### What to do
Set down the full listing exactly as given. Any pictures are to be left out.

### Information given
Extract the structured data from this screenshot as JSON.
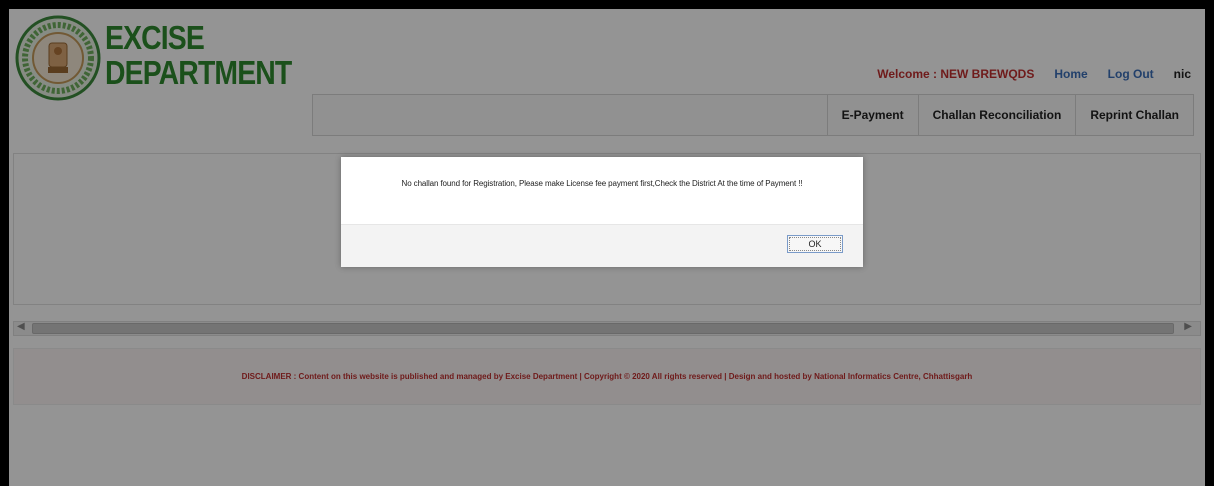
{
  "brand": {
    "line1": "EXCISE",
    "line2": "DEPARTMENT"
  },
  "topnav": {
    "welcome": "Welcome : NEW BREWQDS",
    "home": "Home",
    "logout": "Log Out",
    "nic": "nic"
  },
  "menu": {
    "items": [
      {
        "label": "E-Payment"
      },
      {
        "label": "Challan Reconciliation"
      },
      {
        "label": "Reprint Challan"
      }
    ]
  },
  "footer": {
    "disclaimer": "DISCLAIMER : Content on this website is published and managed by Excise Department | Copyright © 2020 All rights reserved | Design and hosted by National Informatics Centre, Chhattisgarh"
  },
  "dialog": {
    "message": "No challan found for Registration, Please make License fee payment first,Check the District At the time of Payment !!",
    "ok_label": "OK"
  },
  "colors": {
    "brand_green": "#2f8a2f",
    "welcome_red": "#c03030",
    "link_blue": "#3b6fb8"
  }
}
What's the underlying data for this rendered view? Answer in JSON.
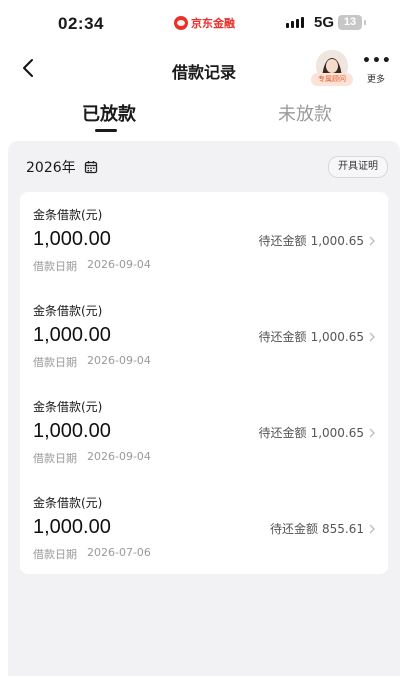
{
  "status_bar": {
    "time": "02:34",
    "brand": "京东金融",
    "network": "5G",
    "battery": "13"
  },
  "nav": {
    "title": "借款记录",
    "advisor_tag": "专属顾问",
    "more_label": "更多"
  },
  "tabs": [
    {
      "label": "已放款",
      "active": true
    },
    {
      "label": "未放款",
      "active": false
    }
  ],
  "filter": {
    "year": "2026年",
    "certificate_button": "开具证明"
  },
  "loans": [
    {
      "name": "金条借款(元)",
      "amount": "1,000.00",
      "date_label": "借款日期",
      "date": "2026-09-04",
      "due_label": "待还金额",
      "due_value": "1,000.65"
    },
    {
      "name": "金条借款(元)",
      "amount": "1,000.00",
      "date_label": "借款日期",
      "date": "2026-09-04",
      "due_label": "待还金额",
      "due_value": "1,000.65"
    },
    {
      "name": "金条借款(元)",
      "amount": "1,000.00",
      "date_label": "借款日期",
      "date": "2026-09-04",
      "due_label": "待还金额",
      "due_value": "1,000.65"
    },
    {
      "name": "金条借款(元)",
      "amount": "1,000.00",
      "date_label": "借款日期",
      "date": "2026-07-06",
      "due_label": "待还金额",
      "due_value": "855.61"
    }
  ],
  "colors": {
    "brand_red": "#e8312b",
    "panel_bg": "#f2f2f5",
    "muted_text": "#9a9a9a"
  }
}
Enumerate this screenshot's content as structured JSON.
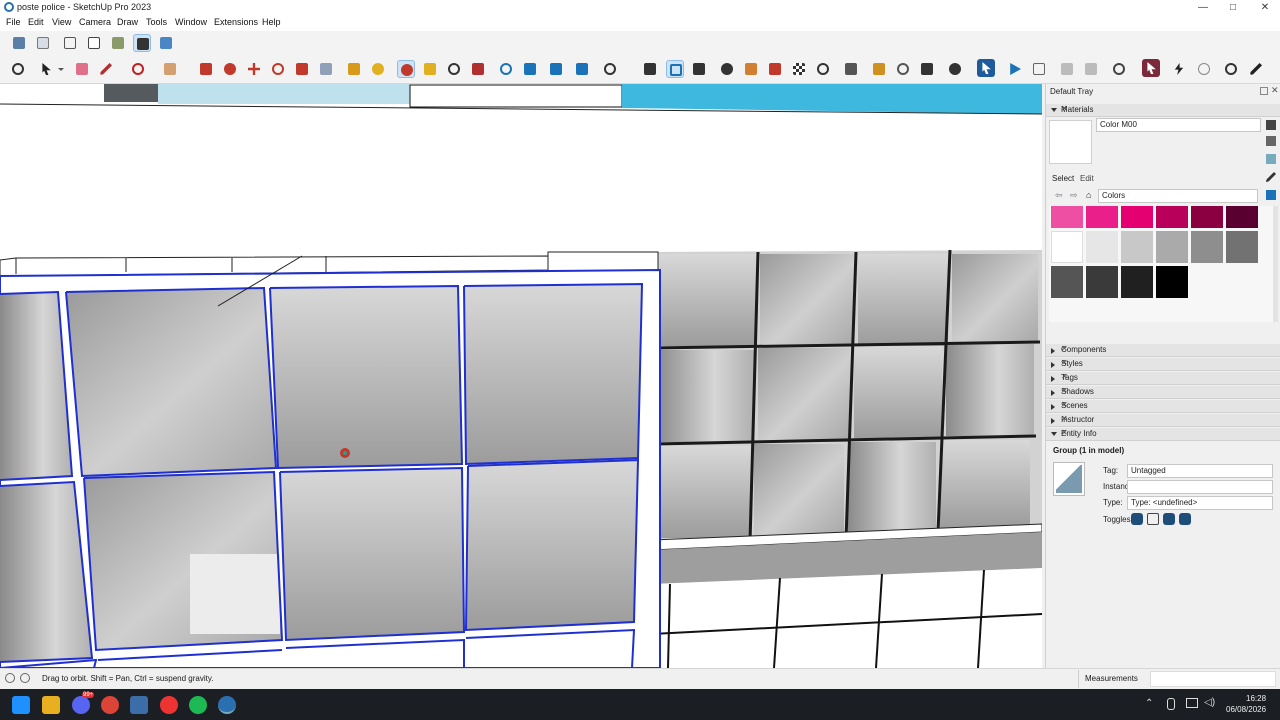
{
  "window": {
    "title": "poste police - SketchUp Pro 2023"
  },
  "window_controls": {
    "minimize": "—",
    "maximize": "□",
    "close": "✕"
  },
  "menu": [
    "File",
    "Edit",
    "View",
    "Camera",
    "Draw",
    "Tools",
    "Window",
    "Extensions",
    "Help"
  ],
  "toolbar1_icons": [
    "xray-icon",
    "back-edges-icon",
    "wireframe-icon",
    "hidden-line-icon",
    "shaded-icon",
    "shaded-textures-icon",
    "monochrome-icon"
  ],
  "toolbar2_icons": [
    "zoom-icon",
    "select-icon",
    "eraser-icon",
    "pencil-icon",
    "shapes-icon",
    "rectangle-icon",
    "paint-bucket-icon",
    "push-pull-icon",
    "move-icon",
    "rotate-icon",
    "scale-icon",
    "offset-icon",
    "tape-measure-icon",
    "protractor-icon",
    "orbit-icon",
    "walk-icon",
    "zoom-window-icon",
    "zoom-extents-icon",
    "section-plane-icon",
    "sandbox-icon",
    "layers-icon",
    "styles-icon",
    "user-icon",
    "warehouse-icon",
    "component-icon",
    "add-location-icon",
    "photo-icon",
    "checker-icon",
    "cloud-icon",
    "extension-icon",
    "folder-icon",
    "info-icon",
    "cart-icon",
    "account-icon",
    "profile-icon",
    "play-icon",
    "stop-icon",
    "video-icon",
    "camera-icon",
    "settings-icon",
    "ruby-icon",
    "lightning-icon",
    "close-circle-icon",
    "bulb-icon",
    "pen-icon"
  ],
  "tray": {
    "title": "Default Tray",
    "materials": {
      "header": "Materials",
      "material_name": "Color M00",
      "select_tab": "Select",
      "edit_tab": "Edit",
      "library": "Colors",
      "swatch_colors": [
        "#e62ce1",
        "#b516b6",
        "#8c1596",
        "#5c0f5c",
        "#f5b7dc",
        "#f77fcf",
        "#ee4fa2",
        "#ea1f8a",
        "#e40070",
        "#b8005a",
        "#8b0040",
        "#5a0030",
        "#ffffff",
        "#e6e6e6",
        "#c8c8c8",
        "#aaaaaa",
        "#8e8e8e",
        "#727272",
        "#555555",
        "#3a3a3a",
        "#202020",
        "#000000"
      ]
    },
    "sections": [
      "Components",
      "Styles",
      "Tags",
      "Shadows",
      "Scenes",
      "Instructor"
    ],
    "entity_info": {
      "header": "Entity Info",
      "entity": "Group (1 in model)",
      "tag_label": "Tag:",
      "tag_value": "Untagged",
      "instance_label": "Instance:",
      "instance_value": "",
      "type_label": "Type:",
      "type_value": "Type: <undefined>",
      "toggles_label": "Toggles:"
    }
  },
  "status": {
    "message": "Drag to orbit. Shift = Pan, Ctrl = suspend gravity.",
    "measurements_label": "Measurements"
  },
  "taskbar": {
    "time": "16:28",
    "date": "06/08/2026",
    "discord_badge": "99+"
  }
}
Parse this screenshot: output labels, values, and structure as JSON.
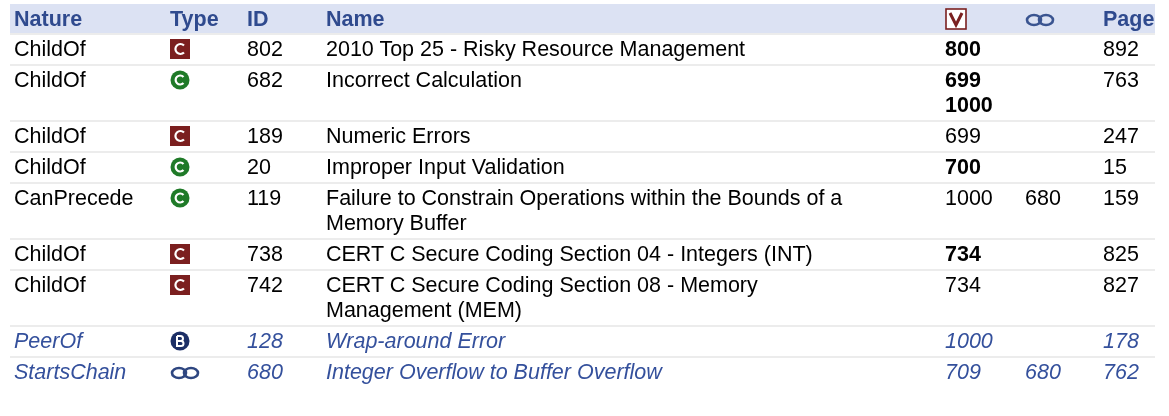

### Exercise solution
Extract the structured data from this screenshot as JSON.
{
  "brand": {
    "line1": "EXCISE",
    "line2": "DEPARTMENT"
  },
  "topnav": {
    "welcome": "Welcome : NEW BREWQDS",
    "home": "Home",
    "logout": "Log Out",
    "nic": "nic"
  },
  "menu": {
    "items": [
      {
        "label": "E-Payment"
      },
      {
        "label": "Challan Reconciliation"
      },
      {
        "label": "Reprint Challan"
      }
    ]
  },
  "footer": {
    "disclaimer": "DISCLAIMER : Content on this website is published and managed by Excise Department | Copyright © 2020 All rights reserved | Design and hosted by National Informatics Centre, Chhattisgarh"
  },
  "dialog": {
    "message": "No challan found for Registration, Please make License fee payment first,Check the District At the time of Payment !!",
    "ok_label": "OK"
  },
  "colors": {
    "brand_green": "#2f8a2f",
    "welcome_red": "#c03030",
    "link_blue": "#3b6fb8"
  }
}
What's the underlying data for this rendered view? Answer in JSON.
{
  "status_bar": {
    "time": "02:34",
    "brand": "京东金融",
    "network": "5G",
    "battery": "13"
  },
  "nav": {
    "title": "借款记录",
    "advisor_tag": "专属顾问",
    "more_label": "更多"
  },
  "tabs": [
    {
      "label": "已放款",
      "active": true
    },
    {
      "label": "未放款",
      "active": false
    }
  ],
  "filter": {
    "year": "2026年",
    "certificate_button": "开具证明"
  },
  "loans": [
    {
      "name": "金条借款(元)",
      "amount": "1,000.00",
      "date_label": "借款日期",
      "date": "2026-09-04",
      "due_label": "待还金额",
      "due_value": "1,000.65"
    },
    {
      "name": "金条借款(元)",
      "amount": "1,000.00",
      "date_label": "借款日期",
      "date": "2026-09-04",
      "due_label": "待还金额",
      "due_value": "1,000.65"
    },
    {
      "name": "金条借款(元)",
      "amount": "1,000.00",
      "date_label": "借款日期",
      "date": "2026-09-04",
      "due_label": "待还金额",
      "due_value": "1,000.65"
    },
    {
      "name": "金条借款(元)",
      "amount": "1,000.00",
      "date_label": "借款日期",
      "date": "2026-07-06",
      "due_label": "待还金额",
      "due_value": "855.61"
    }
  ],
  "colors": {
    "brand_red": "#e8312b",
    "panel_bg": "#f2f2f5",
    "muted_text": "#9a9a9a"
  }
}
Enumerate this screenshot's content as structured JSON.
{
  "window": {
    "title": "poste police - SketchUp Pro 2023"
  },
  "window_controls": {
    "minimize": "—",
    "maximize": "□",
    "close": "✕"
  },
  "menu": [
    "File",
    "Edit",
    "View",
    "Camera",
    "Draw",
    "Tools",
    "Window",
    "Extensions",
    "Help"
  ],
  "toolbar1_icons": [
    "xray-icon",
    "back-edges-icon",
    "wireframe-icon",
    "hidden-line-icon",
    "shaded-icon",
    "shaded-textures-icon",
    "monochrome-icon"
  ],
  "toolbar2_icons": [
    "zoom-icon",
    "select-icon",
    "eraser-icon",
    "pencil-icon",
    "shapes-icon",
    "rectangle-icon",
    "paint-bucket-icon",
    "push-pull-icon",
    "move-icon",
    "rotate-icon",
    "scale-icon",
    "offset-icon",
    "tape-measure-icon",
    "protractor-icon",
    "orbit-icon",
    "walk-icon",
    "zoom-window-icon",
    "zoom-extents-icon",
    "section-plane-icon",
    "sandbox-icon",
    "layers-icon",
    "styles-icon",
    "user-icon",
    "warehouse-icon",
    "component-icon",
    "add-location-icon",
    "photo-icon",
    "checker-icon",
    "cloud-icon",
    "extension-icon",
    "folder-icon",
    "info-icon",
    "cart-icon",
    "account-icon",
    "profile-icon",
    "play-icon",
    "stop-icon",
    "video-icon",
    "camera-icon",
    "settings-icon",
    "ruby-icon",
    "lightning-icon",
    "close-circle-icon",
    "bulb-icon",
    "pen-icon"
  ],
  "tray": {
    "title": "Default Tray",
    "materials": {
      "header": "Materials",
      "material_name": "Color M00",
      "select_tab": "Select",
      "edit_tab": "Edit",
      "library": "Colors",
      "swatch_colors": [
        "#e62ce1",
        "#b516b6",
        "#8c1596",
        "#5c0f5c",
        "#f5b7dc",
        "#f77fcf",
        "#ee4fa2",
        "#ea1f8a",
        "#e40070",
        "#b8005a",
        "#8b0040",
        "#5a0030",
        "#ffffff",
        "#e6e6e6",
        "#c8c8c8",
        "#aaaaaa",
        "#8e8e8e",
        "#727272",
        "#555555",
        "#3a3a3a",
        "#202020",
        "#000000"
      ]
    },
    "sections": [
      "Components",
      "Styles",
      "Tags",
      "Shadows",
      "Scenes",
      "Instructor"
    ],
    "entity_info": {
      "header": "Entity Info",
      "entity": "Group (1 in model)",
      "tag_label": "Tag:",
      "tag_value": "Untagged",
      "instance_label": "Instance:",
      "instance_value": "",
      "type_label": "Type:",
      "type_value": "Type: <undefined>",
      "toggles_label": "Toggles:"
    }
  },
  "status": {
    "message": "Drag to orbit. Shift = Pan, Ctrl = suspend gravity.",
    "measurements_label": "Measurements"
  },
  "taskbar": {
    "time": "16:28",
    "date": "06/08/2026",
    "discord_badge": "99+"
  }
}
Parse this screenshot: output labels, values, and structure as JSON.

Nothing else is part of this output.